--- Source data ---

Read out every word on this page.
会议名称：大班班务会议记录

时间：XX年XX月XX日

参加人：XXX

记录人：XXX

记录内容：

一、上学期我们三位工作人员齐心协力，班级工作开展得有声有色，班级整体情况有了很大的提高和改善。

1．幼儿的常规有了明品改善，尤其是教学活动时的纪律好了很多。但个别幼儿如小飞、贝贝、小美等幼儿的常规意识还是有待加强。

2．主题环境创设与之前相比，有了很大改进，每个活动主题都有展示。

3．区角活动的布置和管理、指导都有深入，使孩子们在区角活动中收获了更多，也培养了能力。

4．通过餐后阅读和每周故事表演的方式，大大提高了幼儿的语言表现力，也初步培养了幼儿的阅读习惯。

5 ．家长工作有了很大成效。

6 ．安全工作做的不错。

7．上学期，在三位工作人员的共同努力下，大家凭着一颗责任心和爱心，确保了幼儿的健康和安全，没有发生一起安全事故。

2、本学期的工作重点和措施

---

### Problem statement
Reproduce the full listing word for word.

### Task result
Read out every word on this page.
会议名称：大班班务会议记录

时间：XX年XX月XX日

参加人：XXX

记录人：XXX

记录内容：

一、上学期我们三位工作人员齐心协力，班级工作开展得有声有色，班级整体情况有了很大的提高和改善。

1．幼儿的常规有了明品改善，尤其是教学活动时的纪律好了很多。但个别幼儿如小飞、贝贝、小美等幼儿的常规意识还是有待加强。

2．主题环境创设与之前相比，有了很大改进，每个活动主题都有展示。

3．区角活动的布置和管理、指导都有深入，使孩子们在区角活动中收获了更多，也培养了能力。

4．通过餐后阅读和每周故事表演的方式，大大提高了幼儿的语言表现力，也初步培养了幼儿的阅读习惯。

5 ．家长工作有了很大成效。

6 ．安全工作做的不错。

7．上学期，在三位工作人员的共同努力下，大家凭着一颗责任心和爱心，确保了幼儿的健康和安全，没有发生一起安全事故。

2、本学期的工作重点和措施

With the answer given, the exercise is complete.